§ Task to complete
Look for the line containing "Serialize everything readable" in the listing below. Retype that line and every subsequent line through the last one, and only those.

───

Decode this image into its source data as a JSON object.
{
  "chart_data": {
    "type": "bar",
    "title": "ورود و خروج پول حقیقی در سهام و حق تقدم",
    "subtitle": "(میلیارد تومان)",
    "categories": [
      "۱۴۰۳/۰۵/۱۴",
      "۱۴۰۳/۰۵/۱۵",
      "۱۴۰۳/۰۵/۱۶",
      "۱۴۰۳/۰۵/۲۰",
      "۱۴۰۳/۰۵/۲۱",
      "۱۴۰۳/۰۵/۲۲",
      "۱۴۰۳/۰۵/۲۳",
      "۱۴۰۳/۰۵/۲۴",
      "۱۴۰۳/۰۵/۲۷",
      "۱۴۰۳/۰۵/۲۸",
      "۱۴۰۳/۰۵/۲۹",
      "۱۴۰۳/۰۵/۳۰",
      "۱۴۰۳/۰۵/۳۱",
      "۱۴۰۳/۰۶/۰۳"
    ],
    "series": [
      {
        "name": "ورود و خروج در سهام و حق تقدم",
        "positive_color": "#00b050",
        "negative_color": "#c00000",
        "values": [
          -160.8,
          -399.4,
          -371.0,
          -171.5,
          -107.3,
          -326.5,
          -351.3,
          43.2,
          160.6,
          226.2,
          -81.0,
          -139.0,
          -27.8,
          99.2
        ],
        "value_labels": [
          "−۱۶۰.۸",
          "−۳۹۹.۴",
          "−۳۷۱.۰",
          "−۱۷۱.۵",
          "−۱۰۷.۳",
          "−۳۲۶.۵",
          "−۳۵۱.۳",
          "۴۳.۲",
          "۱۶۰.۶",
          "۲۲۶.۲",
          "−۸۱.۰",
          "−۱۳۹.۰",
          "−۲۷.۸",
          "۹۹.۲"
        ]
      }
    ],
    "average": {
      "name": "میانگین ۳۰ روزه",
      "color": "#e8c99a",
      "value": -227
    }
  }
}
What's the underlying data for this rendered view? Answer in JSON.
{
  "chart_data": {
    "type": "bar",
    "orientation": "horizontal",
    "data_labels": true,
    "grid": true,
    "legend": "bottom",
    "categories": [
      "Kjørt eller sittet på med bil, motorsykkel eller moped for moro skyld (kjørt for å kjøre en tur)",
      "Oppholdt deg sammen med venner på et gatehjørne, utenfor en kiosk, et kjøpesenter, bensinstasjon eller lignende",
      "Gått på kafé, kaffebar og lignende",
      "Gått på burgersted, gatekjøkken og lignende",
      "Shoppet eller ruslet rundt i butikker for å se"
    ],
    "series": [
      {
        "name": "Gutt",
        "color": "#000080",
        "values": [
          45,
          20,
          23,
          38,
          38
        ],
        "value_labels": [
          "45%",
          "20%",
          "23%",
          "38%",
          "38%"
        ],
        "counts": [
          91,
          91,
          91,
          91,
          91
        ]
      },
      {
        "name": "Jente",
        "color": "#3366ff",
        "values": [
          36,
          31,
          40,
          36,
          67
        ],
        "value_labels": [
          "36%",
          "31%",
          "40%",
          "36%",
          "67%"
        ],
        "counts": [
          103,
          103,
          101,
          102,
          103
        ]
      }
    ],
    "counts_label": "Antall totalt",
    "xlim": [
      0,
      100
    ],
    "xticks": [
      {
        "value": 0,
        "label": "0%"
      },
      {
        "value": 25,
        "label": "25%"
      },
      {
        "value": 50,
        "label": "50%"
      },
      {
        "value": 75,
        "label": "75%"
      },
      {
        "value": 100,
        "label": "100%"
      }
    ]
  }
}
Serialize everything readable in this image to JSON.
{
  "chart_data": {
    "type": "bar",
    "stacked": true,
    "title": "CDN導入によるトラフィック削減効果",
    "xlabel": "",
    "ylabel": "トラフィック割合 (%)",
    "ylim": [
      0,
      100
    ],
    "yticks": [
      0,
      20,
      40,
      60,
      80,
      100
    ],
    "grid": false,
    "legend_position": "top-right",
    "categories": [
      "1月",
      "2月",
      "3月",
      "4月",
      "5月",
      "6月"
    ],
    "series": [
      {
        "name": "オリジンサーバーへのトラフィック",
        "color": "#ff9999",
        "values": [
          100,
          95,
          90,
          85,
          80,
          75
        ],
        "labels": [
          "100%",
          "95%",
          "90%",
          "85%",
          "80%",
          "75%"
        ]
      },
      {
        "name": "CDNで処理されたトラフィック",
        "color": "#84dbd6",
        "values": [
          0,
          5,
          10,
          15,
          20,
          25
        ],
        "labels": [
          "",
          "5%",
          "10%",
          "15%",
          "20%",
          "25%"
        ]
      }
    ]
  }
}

───

§ Right answer
Serialize everything readable in this image to JSON.
{
  "chart_data": {
    "type": "bar",
    "stacked": true,
    "title": "CDN導入によるトラフィック削減効果",
    "xlabel": "",
    "ylabel": "トラフィック割合 (%)",
    "ylim": [
      0,
      100
    ],
    "yticks": [
      0,
      20,
      40,
      60,
      80,
      100
    ],
    "grid": false,
    "legend_position": "top-right",
    "categories": [
      "1月",
      "2月",
      "3月",
      "4月",
      "5月",
      "6月"
    ],
    "series": [
      {
        "name": "オリジンサーバーへのトラフィック",
        "color": "#ff9999",
        "values": [
          100,
          95,
          90,
          85,
          80,
          75
        ],
        "labels": [
          "100%",
          "95%",
          "90%",
          "85%",
          "80%",
          "75%"
        ]
      },
      {
        "name": "CDNで処理されたトラフィック",
        "color": "#84dbd6",
        "values": [
          0,
          5,
          10,
          15,
          20,
          25
        ],
        "labels": [
          "",
          "5%",
          "10%",
          "15%",
          "20%",
          "25%"
        ]
      }
    ]
  }
}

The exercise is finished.